Identify all lines below that hold "meta" and collect them.

++++ Records for the task

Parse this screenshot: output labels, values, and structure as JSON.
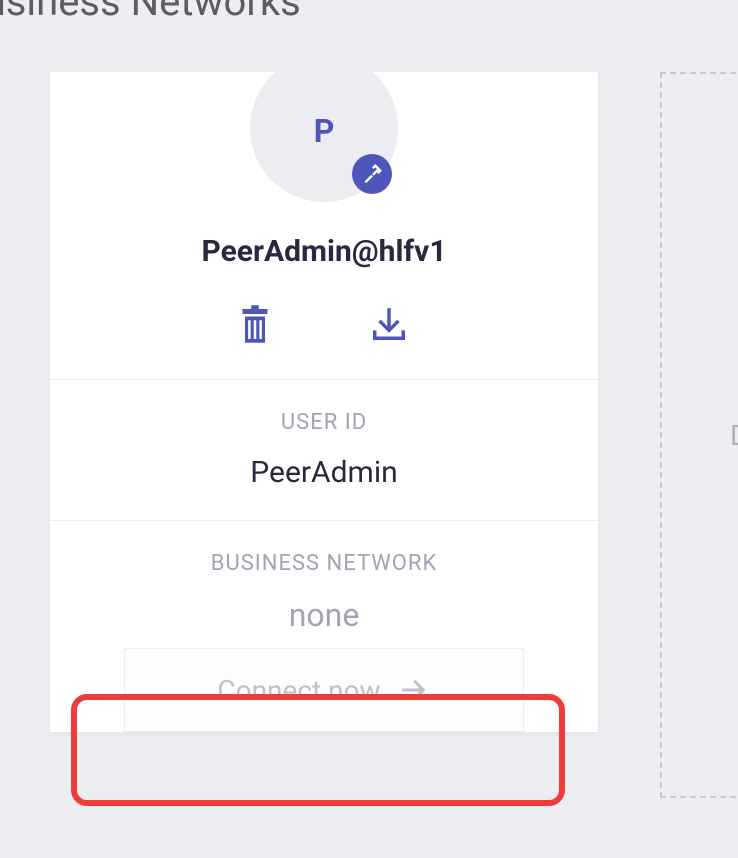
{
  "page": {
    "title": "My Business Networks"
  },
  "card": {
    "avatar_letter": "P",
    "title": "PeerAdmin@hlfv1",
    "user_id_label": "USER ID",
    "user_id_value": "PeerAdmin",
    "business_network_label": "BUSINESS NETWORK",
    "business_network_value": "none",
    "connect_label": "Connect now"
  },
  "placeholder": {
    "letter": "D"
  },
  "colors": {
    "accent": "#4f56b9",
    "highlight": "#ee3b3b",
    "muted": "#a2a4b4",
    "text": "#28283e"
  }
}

++++++++
++++ Records for the task

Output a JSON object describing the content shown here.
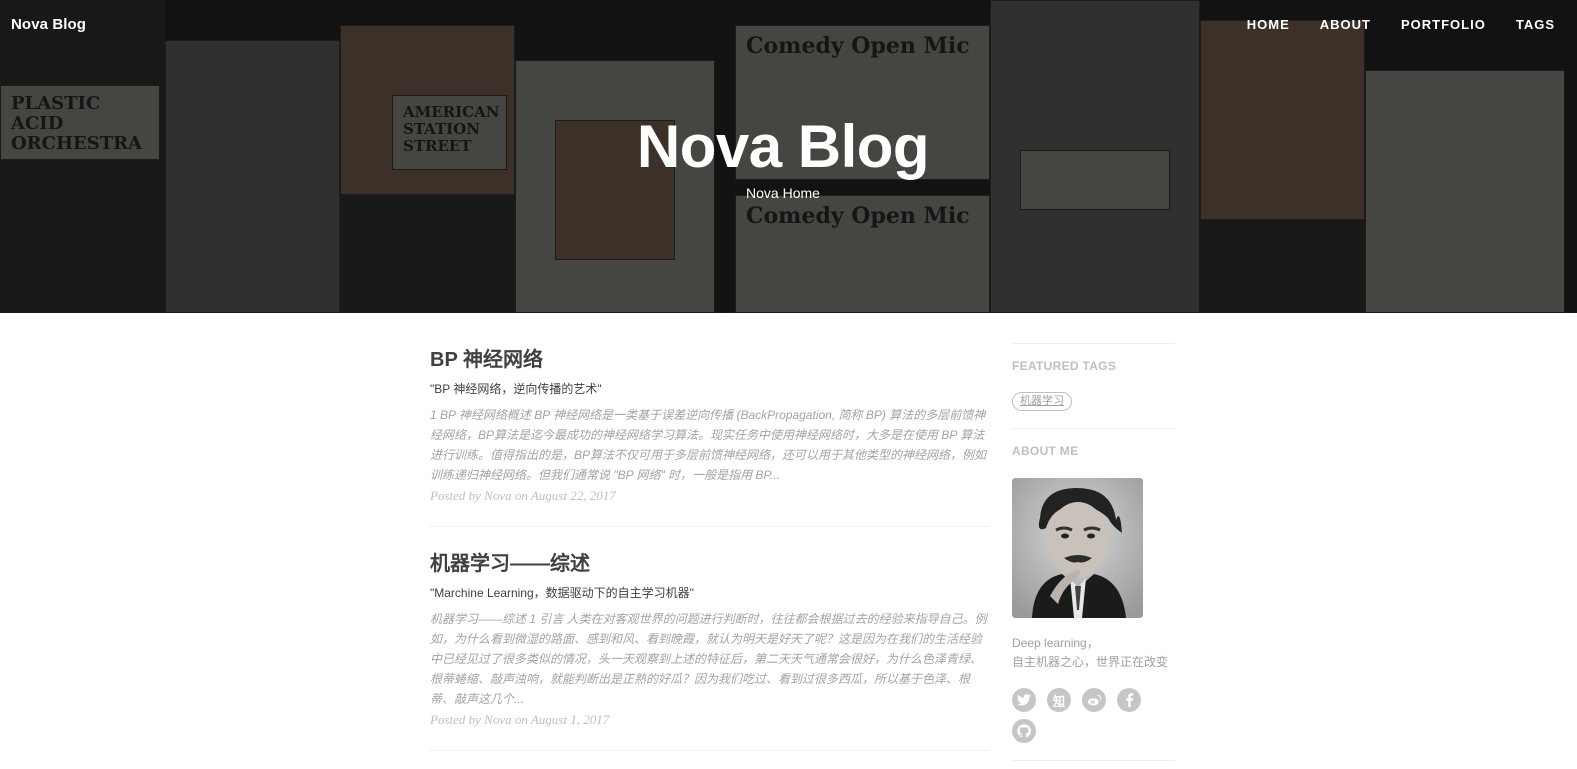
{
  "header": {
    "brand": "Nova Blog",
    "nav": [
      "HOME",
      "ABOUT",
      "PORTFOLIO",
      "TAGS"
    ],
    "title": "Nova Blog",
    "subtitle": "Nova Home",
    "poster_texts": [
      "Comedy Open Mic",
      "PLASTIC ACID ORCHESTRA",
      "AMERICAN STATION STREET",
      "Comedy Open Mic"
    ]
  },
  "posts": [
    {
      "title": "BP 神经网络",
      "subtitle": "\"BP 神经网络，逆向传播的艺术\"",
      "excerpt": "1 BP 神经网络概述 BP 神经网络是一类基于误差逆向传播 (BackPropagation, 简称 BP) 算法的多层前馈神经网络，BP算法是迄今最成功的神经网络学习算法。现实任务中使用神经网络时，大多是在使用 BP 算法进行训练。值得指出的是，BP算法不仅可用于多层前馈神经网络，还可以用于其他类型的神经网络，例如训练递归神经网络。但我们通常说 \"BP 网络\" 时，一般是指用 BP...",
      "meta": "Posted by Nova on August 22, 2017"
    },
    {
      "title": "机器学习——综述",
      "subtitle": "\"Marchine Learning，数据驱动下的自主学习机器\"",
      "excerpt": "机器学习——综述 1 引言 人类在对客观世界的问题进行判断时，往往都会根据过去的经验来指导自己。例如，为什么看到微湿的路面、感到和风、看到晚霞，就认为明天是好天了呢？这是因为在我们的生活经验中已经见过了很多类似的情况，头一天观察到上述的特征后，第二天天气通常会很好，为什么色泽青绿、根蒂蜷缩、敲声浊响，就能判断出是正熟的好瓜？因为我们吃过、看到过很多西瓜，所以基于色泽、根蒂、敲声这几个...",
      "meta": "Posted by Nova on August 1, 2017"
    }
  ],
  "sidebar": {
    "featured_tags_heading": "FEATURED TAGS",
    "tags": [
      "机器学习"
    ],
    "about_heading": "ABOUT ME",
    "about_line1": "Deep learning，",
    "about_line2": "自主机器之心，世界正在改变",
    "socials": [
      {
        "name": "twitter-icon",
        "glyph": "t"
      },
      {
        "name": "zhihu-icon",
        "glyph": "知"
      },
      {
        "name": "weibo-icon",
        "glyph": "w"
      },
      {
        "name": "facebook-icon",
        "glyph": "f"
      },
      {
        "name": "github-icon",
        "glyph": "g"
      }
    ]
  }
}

++++++++

Solution for this exercise:
      "meta": "Posted by Nova on August 22, 2017"
      "meta": "Posted by Nova on August 1, 2017"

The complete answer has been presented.